— Begin Records supplied —

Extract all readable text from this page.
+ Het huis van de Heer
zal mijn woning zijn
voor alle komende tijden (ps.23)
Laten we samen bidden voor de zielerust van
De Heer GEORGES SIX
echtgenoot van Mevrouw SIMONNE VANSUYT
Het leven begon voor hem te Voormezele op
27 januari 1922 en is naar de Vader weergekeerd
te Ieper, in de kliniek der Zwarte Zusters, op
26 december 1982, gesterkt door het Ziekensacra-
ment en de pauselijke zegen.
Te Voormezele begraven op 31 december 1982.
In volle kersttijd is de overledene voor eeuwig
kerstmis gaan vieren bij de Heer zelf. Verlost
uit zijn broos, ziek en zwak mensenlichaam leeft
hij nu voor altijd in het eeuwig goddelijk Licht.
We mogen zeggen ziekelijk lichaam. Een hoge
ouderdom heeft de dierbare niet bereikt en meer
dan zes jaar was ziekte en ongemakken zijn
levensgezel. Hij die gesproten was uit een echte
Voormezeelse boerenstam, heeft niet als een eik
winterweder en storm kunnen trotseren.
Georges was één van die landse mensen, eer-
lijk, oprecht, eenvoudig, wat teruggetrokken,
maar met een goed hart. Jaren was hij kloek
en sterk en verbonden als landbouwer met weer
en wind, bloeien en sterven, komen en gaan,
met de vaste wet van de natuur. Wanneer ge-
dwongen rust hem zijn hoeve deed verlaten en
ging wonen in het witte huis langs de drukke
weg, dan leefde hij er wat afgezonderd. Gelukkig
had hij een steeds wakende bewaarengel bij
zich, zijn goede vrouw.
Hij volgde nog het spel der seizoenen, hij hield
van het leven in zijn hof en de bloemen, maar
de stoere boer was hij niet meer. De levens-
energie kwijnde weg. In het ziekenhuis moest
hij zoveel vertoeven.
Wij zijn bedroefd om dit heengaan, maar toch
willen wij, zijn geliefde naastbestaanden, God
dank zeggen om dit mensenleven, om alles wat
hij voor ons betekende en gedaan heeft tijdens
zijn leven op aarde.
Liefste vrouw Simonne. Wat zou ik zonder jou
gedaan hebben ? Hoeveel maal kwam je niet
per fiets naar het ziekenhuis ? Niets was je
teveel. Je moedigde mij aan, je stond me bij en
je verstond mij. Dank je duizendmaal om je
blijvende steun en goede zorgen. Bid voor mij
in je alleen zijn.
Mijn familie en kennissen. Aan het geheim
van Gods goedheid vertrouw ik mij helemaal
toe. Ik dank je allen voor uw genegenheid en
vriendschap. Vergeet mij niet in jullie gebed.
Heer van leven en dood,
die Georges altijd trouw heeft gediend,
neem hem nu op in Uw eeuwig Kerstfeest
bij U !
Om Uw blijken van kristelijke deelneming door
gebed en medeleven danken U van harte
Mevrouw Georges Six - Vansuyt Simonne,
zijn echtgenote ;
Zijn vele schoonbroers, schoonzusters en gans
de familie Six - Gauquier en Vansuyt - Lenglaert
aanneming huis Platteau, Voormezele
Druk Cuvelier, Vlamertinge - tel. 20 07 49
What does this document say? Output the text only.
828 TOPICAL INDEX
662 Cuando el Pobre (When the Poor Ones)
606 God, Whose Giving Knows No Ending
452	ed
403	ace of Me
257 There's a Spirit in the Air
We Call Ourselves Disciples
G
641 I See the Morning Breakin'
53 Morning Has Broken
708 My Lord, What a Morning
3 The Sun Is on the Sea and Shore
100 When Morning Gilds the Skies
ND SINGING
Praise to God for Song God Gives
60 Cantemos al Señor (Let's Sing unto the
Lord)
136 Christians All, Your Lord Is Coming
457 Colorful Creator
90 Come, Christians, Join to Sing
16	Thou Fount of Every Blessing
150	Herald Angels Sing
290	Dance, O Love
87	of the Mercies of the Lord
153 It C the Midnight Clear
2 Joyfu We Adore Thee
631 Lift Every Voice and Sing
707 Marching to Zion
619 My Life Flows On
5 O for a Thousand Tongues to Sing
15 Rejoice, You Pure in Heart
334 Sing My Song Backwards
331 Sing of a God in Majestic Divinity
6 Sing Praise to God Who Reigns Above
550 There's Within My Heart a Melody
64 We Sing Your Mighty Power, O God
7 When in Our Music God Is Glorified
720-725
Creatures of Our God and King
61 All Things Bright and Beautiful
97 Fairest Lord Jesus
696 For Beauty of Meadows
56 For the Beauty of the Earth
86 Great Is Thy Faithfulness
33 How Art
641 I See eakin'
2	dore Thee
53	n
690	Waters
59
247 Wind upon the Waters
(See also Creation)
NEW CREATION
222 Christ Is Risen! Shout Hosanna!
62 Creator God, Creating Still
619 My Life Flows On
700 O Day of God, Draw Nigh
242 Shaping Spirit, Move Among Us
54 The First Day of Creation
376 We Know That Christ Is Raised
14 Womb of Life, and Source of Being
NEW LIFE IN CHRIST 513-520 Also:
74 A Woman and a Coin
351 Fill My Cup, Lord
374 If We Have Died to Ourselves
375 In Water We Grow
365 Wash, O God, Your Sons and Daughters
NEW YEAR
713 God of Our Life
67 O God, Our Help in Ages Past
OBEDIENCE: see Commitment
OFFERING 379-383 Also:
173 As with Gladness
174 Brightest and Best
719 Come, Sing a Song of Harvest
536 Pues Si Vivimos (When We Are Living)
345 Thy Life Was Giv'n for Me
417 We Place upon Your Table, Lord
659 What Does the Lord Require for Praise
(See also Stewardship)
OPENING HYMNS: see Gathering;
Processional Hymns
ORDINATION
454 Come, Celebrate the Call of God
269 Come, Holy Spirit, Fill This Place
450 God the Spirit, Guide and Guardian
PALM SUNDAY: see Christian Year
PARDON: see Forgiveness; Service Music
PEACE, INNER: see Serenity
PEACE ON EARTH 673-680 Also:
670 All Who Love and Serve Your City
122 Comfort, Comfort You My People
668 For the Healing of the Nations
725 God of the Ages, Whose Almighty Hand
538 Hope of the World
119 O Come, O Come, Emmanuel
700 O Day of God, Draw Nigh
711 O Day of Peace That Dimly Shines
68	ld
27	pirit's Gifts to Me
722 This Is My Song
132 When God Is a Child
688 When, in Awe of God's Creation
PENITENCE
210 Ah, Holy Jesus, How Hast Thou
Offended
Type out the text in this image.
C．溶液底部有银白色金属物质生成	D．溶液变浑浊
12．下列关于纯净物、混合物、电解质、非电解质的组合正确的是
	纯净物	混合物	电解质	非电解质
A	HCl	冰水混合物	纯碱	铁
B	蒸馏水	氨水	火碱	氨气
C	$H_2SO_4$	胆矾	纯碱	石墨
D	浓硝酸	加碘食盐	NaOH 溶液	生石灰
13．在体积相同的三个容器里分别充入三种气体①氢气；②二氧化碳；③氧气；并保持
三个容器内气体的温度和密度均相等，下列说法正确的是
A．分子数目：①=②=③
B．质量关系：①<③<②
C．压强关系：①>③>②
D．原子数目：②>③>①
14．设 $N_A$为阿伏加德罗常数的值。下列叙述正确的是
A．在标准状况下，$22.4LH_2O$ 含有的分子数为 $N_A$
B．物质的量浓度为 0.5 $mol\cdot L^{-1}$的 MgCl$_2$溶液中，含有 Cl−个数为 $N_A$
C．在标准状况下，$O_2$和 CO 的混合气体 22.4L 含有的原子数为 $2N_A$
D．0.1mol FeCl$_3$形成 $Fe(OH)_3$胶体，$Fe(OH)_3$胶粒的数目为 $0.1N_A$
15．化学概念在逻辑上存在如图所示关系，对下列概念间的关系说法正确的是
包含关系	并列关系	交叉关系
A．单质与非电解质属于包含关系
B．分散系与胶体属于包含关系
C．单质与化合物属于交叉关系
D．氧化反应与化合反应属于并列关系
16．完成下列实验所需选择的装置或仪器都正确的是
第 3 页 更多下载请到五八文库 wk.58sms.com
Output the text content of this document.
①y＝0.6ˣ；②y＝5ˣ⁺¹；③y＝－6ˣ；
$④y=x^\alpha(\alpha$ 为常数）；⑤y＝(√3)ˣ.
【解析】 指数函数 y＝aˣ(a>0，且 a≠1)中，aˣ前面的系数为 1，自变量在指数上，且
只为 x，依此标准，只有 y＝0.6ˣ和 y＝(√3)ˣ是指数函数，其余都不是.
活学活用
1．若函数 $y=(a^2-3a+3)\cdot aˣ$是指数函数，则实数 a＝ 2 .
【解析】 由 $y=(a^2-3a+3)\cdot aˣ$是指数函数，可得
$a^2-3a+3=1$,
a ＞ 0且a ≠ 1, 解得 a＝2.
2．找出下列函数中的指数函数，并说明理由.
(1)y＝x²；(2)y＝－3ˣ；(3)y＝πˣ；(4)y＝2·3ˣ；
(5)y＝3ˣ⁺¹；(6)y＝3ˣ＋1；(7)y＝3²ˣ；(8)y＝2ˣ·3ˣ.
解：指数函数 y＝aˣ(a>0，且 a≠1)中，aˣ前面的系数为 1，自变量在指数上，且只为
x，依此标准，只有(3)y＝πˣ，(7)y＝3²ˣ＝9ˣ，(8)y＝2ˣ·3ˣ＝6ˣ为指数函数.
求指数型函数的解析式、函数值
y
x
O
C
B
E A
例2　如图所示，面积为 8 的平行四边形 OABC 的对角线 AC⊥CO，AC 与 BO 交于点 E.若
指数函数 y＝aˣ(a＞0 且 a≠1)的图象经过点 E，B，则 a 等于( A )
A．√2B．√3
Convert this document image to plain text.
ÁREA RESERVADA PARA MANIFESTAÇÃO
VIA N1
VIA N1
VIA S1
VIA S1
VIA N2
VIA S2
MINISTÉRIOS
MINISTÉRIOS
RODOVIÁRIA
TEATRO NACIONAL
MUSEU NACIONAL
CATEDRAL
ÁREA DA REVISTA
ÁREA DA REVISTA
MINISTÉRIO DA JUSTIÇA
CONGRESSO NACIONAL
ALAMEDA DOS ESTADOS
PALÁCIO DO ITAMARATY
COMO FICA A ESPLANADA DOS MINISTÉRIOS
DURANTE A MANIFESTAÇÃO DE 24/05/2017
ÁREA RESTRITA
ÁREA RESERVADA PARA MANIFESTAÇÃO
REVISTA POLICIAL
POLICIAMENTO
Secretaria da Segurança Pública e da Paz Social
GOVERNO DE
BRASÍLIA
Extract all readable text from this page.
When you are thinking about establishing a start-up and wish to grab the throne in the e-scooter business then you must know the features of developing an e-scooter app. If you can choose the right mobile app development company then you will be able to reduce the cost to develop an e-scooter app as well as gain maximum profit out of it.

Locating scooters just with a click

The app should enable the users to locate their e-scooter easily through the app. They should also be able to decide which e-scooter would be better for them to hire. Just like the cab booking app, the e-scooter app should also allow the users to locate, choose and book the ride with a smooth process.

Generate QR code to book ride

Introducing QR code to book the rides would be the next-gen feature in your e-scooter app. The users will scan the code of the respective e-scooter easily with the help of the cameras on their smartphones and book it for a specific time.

— End Records supplied —

▶ What you should do
Using the records above, list each line that includes "maar".

▶ Exercise answer
maar met een goed hart. Jaren was hij kloek
van het leven in zijn hof en de bloemen, maar
Wij zijn bedroefd om dit heengaan, maar toch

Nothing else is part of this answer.